> [Directions] The text below lists terms of a series of debt securities. Quote every term in that list whose first word is "whether."

> [Extracted text]

We will describe in the applicable prospectus supplement the following terms relating to a series of debt securities:


the title;
any limit on the amount that may be issued;
the maturity date;
the annual interest rate, which may be fixed or variable, or the method for determining the rate and the date interest will begin to accrue, the dates interest will be payable and the regular record dates for interest payment dates or the method for determining such dates;
whether or not the debt securities will be secured or unsecured, and the terms of any securities;
the terms of the subordination of any series of debt securities;
the terms on which any series of debt securities may be convertible into or exchangeable for common stock or other securities of ours, including (a) provisions as to whether conversion or exchange is mandatory, at the option of the holder or at our option and (b) provisions pursuant to which the number of shares of common stock or other securities of ours that the holders of the series of debt securities receive would be subject to adjustment;
the place where payments will be payable;
our right, if any, to defer payment of interest and the maximum length of any such deferral period;
the date, if any, after which, and the price at which, we may, at our option, redeem the series of debt securities pursuant to any optional redemption provisions;
the date, if any, on which, and the price at which we are obligated, pursuant to any mandatory sinking fund provisions or otherwise, to redeem, or at the holder’s option to purchase, the series of debt securities;
whether the indenture will restrict our ability to pay dividends, or will require us to maintain any asset ratios or reserves;
whether we will be restricted from incurring any additional indebtedness;
a discussion of any material United States federal income tax considerations applicable to the debt securities;
the denominations in which we will issue the series of debt securities, if other than denominations of $1,000 and any integral multiple thereof; and
any other specific terms, preferences, rights or limitations of, or restrictions on, the debt securities.

> [Information shown]

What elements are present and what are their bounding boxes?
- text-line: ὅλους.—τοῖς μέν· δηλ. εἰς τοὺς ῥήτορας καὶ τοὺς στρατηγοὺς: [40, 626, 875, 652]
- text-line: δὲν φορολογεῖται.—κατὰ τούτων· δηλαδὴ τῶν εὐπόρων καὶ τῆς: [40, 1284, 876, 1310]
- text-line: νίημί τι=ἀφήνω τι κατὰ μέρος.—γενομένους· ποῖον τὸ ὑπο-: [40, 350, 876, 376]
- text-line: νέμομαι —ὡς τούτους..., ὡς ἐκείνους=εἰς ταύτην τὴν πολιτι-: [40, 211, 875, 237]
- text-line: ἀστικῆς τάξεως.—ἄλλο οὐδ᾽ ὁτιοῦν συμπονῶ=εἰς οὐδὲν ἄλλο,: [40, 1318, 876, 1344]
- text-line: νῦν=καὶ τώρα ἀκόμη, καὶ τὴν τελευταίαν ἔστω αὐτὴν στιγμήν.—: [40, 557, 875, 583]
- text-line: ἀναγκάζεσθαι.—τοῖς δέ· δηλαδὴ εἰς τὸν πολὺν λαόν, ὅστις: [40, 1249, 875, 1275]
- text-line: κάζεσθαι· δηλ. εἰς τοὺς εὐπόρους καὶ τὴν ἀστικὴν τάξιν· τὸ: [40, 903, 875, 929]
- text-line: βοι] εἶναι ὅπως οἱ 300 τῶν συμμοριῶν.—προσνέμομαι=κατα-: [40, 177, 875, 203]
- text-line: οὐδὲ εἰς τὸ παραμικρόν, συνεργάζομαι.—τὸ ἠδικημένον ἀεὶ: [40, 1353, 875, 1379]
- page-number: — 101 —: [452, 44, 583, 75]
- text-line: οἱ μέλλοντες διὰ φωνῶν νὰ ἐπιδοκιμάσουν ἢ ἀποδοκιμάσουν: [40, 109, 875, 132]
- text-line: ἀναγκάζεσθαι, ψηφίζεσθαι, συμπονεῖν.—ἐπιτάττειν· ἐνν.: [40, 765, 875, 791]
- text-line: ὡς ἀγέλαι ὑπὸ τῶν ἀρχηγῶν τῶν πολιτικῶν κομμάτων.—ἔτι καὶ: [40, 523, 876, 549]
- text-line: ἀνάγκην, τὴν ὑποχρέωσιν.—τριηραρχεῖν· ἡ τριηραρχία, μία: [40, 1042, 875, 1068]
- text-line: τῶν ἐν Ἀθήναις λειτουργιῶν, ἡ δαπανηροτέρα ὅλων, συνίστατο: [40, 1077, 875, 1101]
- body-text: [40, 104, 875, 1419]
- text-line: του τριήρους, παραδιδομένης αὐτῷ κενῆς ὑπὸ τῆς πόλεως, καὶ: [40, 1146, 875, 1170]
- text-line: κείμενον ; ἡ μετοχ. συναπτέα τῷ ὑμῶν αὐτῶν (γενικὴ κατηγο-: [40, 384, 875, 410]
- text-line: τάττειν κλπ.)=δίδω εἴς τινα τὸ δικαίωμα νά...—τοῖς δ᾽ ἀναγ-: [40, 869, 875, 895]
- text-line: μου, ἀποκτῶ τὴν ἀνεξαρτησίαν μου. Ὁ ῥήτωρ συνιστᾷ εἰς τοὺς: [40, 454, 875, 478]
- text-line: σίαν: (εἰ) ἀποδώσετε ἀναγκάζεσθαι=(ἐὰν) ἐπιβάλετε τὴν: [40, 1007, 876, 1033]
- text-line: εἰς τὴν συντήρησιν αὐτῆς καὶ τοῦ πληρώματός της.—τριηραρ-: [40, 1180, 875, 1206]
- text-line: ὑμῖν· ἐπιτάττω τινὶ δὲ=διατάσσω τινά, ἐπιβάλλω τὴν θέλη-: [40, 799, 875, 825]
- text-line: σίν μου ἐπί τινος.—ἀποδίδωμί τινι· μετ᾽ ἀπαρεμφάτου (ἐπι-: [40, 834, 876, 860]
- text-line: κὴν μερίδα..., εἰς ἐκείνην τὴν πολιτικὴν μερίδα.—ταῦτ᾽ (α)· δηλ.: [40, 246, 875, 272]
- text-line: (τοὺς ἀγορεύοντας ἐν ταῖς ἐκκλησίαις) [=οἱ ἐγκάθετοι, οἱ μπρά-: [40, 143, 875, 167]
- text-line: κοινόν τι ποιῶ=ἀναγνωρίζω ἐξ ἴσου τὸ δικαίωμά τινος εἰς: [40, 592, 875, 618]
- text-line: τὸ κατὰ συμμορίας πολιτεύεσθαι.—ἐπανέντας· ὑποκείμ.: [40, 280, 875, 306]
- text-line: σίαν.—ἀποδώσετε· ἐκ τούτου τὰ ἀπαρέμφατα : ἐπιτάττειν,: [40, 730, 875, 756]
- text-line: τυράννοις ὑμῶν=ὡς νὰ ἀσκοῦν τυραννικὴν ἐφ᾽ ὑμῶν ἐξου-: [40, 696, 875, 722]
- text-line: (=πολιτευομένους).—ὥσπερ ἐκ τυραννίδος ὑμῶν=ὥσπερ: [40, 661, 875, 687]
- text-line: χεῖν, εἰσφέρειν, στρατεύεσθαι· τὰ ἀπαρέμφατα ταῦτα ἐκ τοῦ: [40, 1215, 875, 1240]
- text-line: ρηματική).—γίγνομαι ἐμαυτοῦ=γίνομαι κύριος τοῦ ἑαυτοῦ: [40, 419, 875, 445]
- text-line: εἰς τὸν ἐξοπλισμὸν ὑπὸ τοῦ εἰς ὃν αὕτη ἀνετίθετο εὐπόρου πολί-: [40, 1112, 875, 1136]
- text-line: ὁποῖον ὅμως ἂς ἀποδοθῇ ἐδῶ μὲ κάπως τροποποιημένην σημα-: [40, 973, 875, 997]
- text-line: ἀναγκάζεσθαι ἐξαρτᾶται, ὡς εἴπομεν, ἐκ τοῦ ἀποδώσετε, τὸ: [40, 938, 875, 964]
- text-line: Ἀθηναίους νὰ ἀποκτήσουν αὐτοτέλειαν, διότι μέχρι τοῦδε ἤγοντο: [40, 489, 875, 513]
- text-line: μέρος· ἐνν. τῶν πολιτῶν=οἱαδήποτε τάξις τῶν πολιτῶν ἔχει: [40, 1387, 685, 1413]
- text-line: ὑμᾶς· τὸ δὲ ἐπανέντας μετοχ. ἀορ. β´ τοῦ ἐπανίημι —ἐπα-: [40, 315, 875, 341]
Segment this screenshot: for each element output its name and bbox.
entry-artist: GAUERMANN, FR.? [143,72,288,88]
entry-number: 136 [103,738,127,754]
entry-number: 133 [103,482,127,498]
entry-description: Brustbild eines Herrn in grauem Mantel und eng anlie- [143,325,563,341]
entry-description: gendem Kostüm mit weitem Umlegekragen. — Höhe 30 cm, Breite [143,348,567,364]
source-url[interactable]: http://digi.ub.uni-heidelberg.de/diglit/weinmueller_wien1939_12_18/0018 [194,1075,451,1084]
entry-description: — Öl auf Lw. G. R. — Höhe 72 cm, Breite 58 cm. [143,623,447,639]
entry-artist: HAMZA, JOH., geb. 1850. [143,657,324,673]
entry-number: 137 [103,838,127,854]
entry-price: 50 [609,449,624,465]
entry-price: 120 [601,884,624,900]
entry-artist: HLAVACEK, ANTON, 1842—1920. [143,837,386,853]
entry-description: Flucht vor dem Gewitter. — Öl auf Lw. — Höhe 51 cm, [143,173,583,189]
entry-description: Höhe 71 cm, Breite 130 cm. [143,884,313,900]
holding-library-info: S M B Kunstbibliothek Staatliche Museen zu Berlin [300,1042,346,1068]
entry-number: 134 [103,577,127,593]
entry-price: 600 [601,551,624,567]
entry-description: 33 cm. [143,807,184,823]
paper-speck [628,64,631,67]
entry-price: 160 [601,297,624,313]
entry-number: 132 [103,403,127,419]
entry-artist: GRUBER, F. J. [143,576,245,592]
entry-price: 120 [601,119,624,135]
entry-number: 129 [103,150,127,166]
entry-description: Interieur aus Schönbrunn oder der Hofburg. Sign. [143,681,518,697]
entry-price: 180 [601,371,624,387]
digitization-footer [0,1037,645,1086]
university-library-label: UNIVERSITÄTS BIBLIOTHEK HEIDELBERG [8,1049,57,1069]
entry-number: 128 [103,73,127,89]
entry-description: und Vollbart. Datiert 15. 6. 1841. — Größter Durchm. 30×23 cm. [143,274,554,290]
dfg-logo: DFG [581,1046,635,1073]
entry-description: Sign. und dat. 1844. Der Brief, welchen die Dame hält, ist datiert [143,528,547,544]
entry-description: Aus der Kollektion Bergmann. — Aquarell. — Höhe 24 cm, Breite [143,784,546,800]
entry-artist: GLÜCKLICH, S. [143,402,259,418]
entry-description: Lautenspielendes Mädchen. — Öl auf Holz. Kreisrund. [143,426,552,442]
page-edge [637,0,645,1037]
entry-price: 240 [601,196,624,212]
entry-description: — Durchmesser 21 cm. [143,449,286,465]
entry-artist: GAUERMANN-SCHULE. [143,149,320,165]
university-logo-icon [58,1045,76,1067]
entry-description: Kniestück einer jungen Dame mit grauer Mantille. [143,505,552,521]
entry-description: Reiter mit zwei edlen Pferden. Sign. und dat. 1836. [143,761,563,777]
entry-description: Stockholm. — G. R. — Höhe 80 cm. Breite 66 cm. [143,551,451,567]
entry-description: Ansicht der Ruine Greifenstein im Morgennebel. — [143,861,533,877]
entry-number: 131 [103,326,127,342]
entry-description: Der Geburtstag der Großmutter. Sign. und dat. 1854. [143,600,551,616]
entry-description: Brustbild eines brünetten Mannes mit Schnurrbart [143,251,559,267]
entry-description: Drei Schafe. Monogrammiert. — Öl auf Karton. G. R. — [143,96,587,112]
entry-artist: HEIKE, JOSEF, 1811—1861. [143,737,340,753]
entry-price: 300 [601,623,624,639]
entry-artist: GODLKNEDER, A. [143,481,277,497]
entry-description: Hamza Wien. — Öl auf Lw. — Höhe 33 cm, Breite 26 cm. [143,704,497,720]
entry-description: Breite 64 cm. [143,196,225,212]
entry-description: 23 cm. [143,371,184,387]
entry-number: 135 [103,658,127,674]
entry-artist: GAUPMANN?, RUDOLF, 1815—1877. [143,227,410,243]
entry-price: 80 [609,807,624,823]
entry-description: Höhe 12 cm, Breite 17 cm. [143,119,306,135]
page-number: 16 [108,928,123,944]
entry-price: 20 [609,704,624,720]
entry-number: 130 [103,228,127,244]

> [Task output]
- whether or not the debt securities will be secured or unsecured, and the terms of any securities
- whether the indenture will restrict our ability to pay dividends, or will require us to maintain any asset ratios or reserves
- whether we will be restricted from incurring any additional indebtedness